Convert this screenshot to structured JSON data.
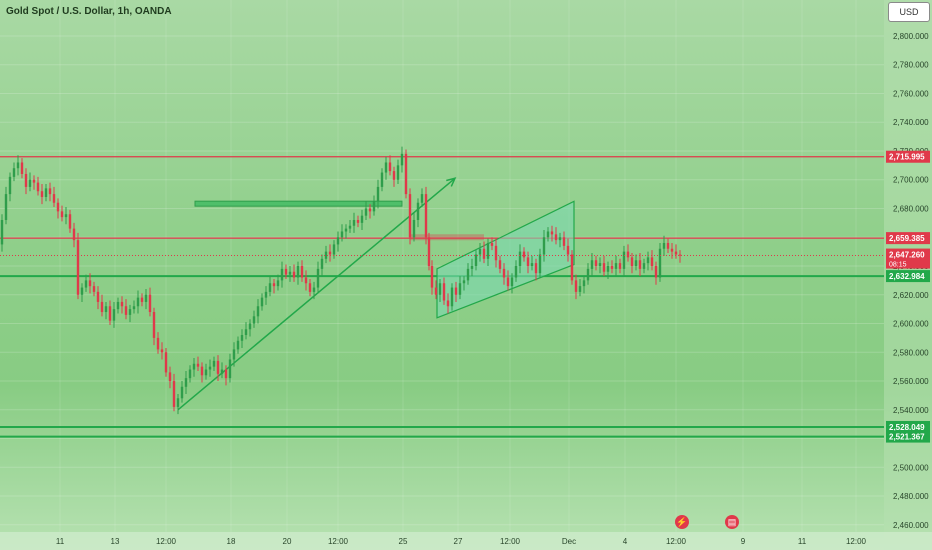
{
  "title": "Gold Spot / U.S. Dollar, 1h, OANDA",
  "currency_button": "USD",
  "colors": {
    "resistance": "#e0394a",
    "support": "#22a84a",
    "candle_up": "#2f9d4b",
    "candle_down": "#e0394a",
    "channel_fill": "#7dd8b0"
  },
  "icons": [
    "lightning-icon",
    "calendar-flag-icon"
  ],
  "chart_data": {
    "type": "candlestick",
    "title": "Gold Spot / U.S. Dollar, 1h, OANDA",
    "xlabel": "",
    "ylabel": "",
    "ylim": [
      2455,
      2825
    ],
    "y_ticks": [
      2800,
      2780,
      2760,
      2740,
      2720,
      2700,
      2680,
      2660,
      2640,
      2620,
      2600,
      2580,
      2560,
      2540,
      2520,
      2500,
      2480,
      2460
    ],
    "y_tick_labels": [
      "2,800.000",
      "2,780.000",
      "2,760.000",
      "2,740.000",
      "2,720.000",
      "2,700.000",
      "2,680.000",
      "2,660.000",
      "2,640.000",
      "2,620.000",
      "2,600.000",
      "2,580.000",
      "2,560.000",
      "2,540.000",
      "2,520.000",
      "2,500.000",
      "2,480.000",
      "2,460.000"
    ],
    "x_tick_labels": [
      "11",
      "13",
      "12:00",
      "18",
      "20",
      "12:00",
      "25",
      "27",
      "12:00",
      "Dec",
      "4",
      "12:00",
      "9",
      "11",
      "12:00"
    ],
    "horizontal_levels": [
      {
        "value": 2715.995,
        "label": "2,715.995",
        "color": "resistance"
      },
      {
        "value": 2659.385,
        "label": "2,659.385",
        "color": "resistance"
      },
      {
        "value": 2632.984,
        "label": "2,632.984",
        "color": "support"
      },
      {
        "value": 2528.049,
        "label": "2,528.049",
        "color": "support"
      },
      {
        "value": 2521.367,
        "label": "2,521.367",
        "color": "support"
      }
    ],
    "current_price": {
      "value": 2647.26,
      "label": "2,647.260",
      "countdown": "08:15"
    },
    "price_path": [
      [
        0,
        2655
      ],
      [
        4,
        2672
      ],
      [
        8,
        2690
      ],
      [
        12,
        2702
      ],
      [
        16,
        2708
      ],
      [
        20,
        2712
      ],
      [
        24,
        2704
      ],
      [
        28,
        2695
      ],
      [
        32,
        2700
      ],
      [
        36,
        2698
      ],
      [
        40,
        2692
      ],
      [
        44,
        2688
      ],
      [
        48,
        2694
      ],
      [
        52,
        2690
      ],
      [
        56,
        2684
      ],
      [
        60,
        2678
      ],
      [
        64,
        2674
      ],
      [
        68,
        2676
      ],
      [
        72,
        2666
      ],
      [
        76,
        2658
      ],
      [
        80,
        2620
      ],
      [
        84,
        2625
      ],
      [
        88,
        2630
      ],
      [
        92,
        2626
      ],
      [
        96,
        2622
      ],
      [
        100,
        2615
      ],
      [
        104,
        2608
      ],
      [
        108,
        2612
      ],
      [
        112,
        2602
      ],
      [
        116,
        2610
      ],
      [
        120,
        2615
      ],
      [
        124,
        2612
      ],
      [
        128,
        2606
      ],
      [
        132,
        2610
      ],
      [
        136,
        2612
      ],
      [
        140,
        2618
      ],
      [
        144,
        2615
      ],
      [
        148,
        2620
      ],
      [
        152,
        2608
      ],
      [
        156,
        2590
      ],
      [
        160,
        2582
      ],
      [
        164,
        2580
      ],
      [
        168,
        2566
      ],
      [
        172,
        2560
      ],
      [
        176,
        2542
      ],
      [
        180,
        2548
      ],
      [
        184,
        2556
      ],
      [
        188,
        2562
      ],
      [
        192,
        2568
      ],
      [
        196,
        2572
      ],
      [
        200,
        2570
      ],
      [
        204,
        2564
      ],
      [
        208,
        2568
      ],
      [
        212,
        2570
      ],
      [
        216,
        2574
      ],
      [
        220,
        2565
      ],
      [
        224,
        2568
      ],
      [
        228,
        2562
      ],
      [
        232,
        2575
      ],
      [
        236,
        2582
      ],
      [
        240,
        2588
      ],
      [
        244,
        2592
      ],
      [
        248,
        2596
      ],
      [
        252,
        2600
      ],
      [
        256,
        2605
      ],
      [
        260,
        2612
      ],
      [
        264,
        2618
      ],
      [
        268,
        2622
      ],
      [
        272,
        2628
      ],
      [
        276,
        2626
      ],
      [
        280,
        2630
      ],
      [
        284,
        2638
      ],
      [
        288,
        2634
      ],
      [
        292,
        2636
      ],
      [
        296,
        2632
      ],
      [
        300,
        2640
      ],
      [
        304,
        2632
      ],
      [
        308,
        2628
      ],
      [
        312,
        2622
      ],
      [
        316,
        2625
      ],
      [
        320,
        2638
      ],
      [
        324,
        2645
      ],
      [
        328,
        2650
      ],
      [
        332,
        2648
      ],
      [
        336,
        2655
      ],
      [
        340,
        2660
      ],
      [
        344,
        2664
      ],
      [
        348,
        2666
      ],
      [
        352,
        2668
      ],
      [
        356,
        2672
      ],
      [
        360,
        2670
      ],
      [
        364,
        2675
      ],
      [
        368,
        2680
      ],
      [
        372,
        2678
      ],
      [
        376,
        2685
      ],
      [
        380,
        2695
      ],
      [
        384,
        2705
      ],
      [
        388,
        2712
      ],
      [
        392,
        2706
      ],
      [
        396,
        2700
      ],
      [
        400,
        2710
      ],
      [
        404,
        2718
      ],
      [
        408,
        2690
      ],
      [
        412,
        2660
      ],
      [
        416,
        2672
      ],
      [
        420,
        2684
      ],
      [
        424,
        2690
      ],
      [
        428,
        2660
      ],
      [
        430,
        2640
      ],
      [
        434,
        2625
      ],
      [
        438,
        2620
      ],
      [
        442,
        2628
      ],
      [
        446,
        2616
      ],
      [
        450,
        2612
      ],
      [
        454,
        2625
      ],
      [
        458,
        2620
      ],
      [
        462,
        2628
      ],
      [
        466,
        2630
      ],
      [
        470,
        2638
      ],
      [
        474,
        2640
      ],
      [
        478,
        2648
      ],
      [
        482,
        2652
      ],
      [
        486,
        2645
      ],
      [
        490,
        2656
      ],
      [
        494,
        2654
      ],
      [
        498,
        2644
      ],
      [
        502,
        2638
      ],
      [
        506,
        2632
      ],
      [
        510,
        2626
      ],
      [
        514,
        2632
      ],
      [
        518,
        2640
      ],
      [
        522,
        2650
      ],
      [
        526,
        2646
      ],
      [
        530,
        2640
      ],
      [
        534,
        2642
      ],
      [
        538,
        2635
      ],
      [
        542,
        2648
      ],
      [
        546,
        2660
      ],
      [
        550,
        2664
      ],
      [
        554,
        2662
      ],
      [
        558,
        2658
      ],
      [
        562,
        2660
      ],
      [
        566,
        2654
      ],
      [
        570,
        2648
      ],
      [
        574,
        2630
      ],
      [
        578,
        2622
      ],
      [
        582,
        2626
      ],
      [
        586,
        2630
      ],
      [
        590,
        2638
      ],
      [
        594,
        2644
      ],
      [
        598,
        2640
      ],
      [
        602,
        2642
      ],
      [
        606,
        2636
      ],
      [
        610,
        2640
      ],
      [
        614,
        2638
      ],
      [
        618,
        2642
      ],
      [
        622,
        2638
      ],
      [
        626,
        2650
      ],
      [
        630,
        2646
      ],
      [
        634,
        2640
      ],
      [
        638,
        2644
      ],
      [
        642,
        2638
      ],
      [
        646,
        2642
      ],
      [
        650,
        2646
      ],
      [
        654,
        2640
      ],
      [
        658,
        2632
      ],
      [
        662,
        2652
      ],
      [
        666,
        2656
      ],
      [
        670,
        2652
      ],
      [
        674,
        2650
      ],
      [
        678,
        2648
      ],
      [
        682,
        2647.26
      ]
    ],
    "price_path_x_range": [
      0,
      682
    ],
    "annotations": [
      {
        "type": "trendline",
        "from": [
          178,
          2540
        ],
        "to": [
          455,
          2701
        ],
        "arrow": true,
        "color": "support"
      },
      {
        "type": "horizontal_segment",
        "from": [
          195,
          2683
        ],
        "to": [
          402,
          2683
        ],
        "color": "support"
      },
      {
        "type": "channel",
        "lower": [
          [
            437,
            2604
          ],
          [
            574,
            2641
          ]
        ],
        "upper": [
          [
            437,
            2638
          ],
          [
            574,
            2685
          ]
        ],
        "color": "channel_fill"
      },
      {
        "type": "shaded_zone",
        "from": [
          410,
          2660
        ],
        "to": [
          484,
          2658
        ],
        "color": "resistance"
      }
    ]
  }
}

########################################

Task details:
From the listing above, copy all lines holding the word "Spot".

Task response:
  "title": "Gold Spot / U.S. Dollar, 1h, OANDA",
    "title": "Gold Spot / U.S. Dollar, 1h, OANDA",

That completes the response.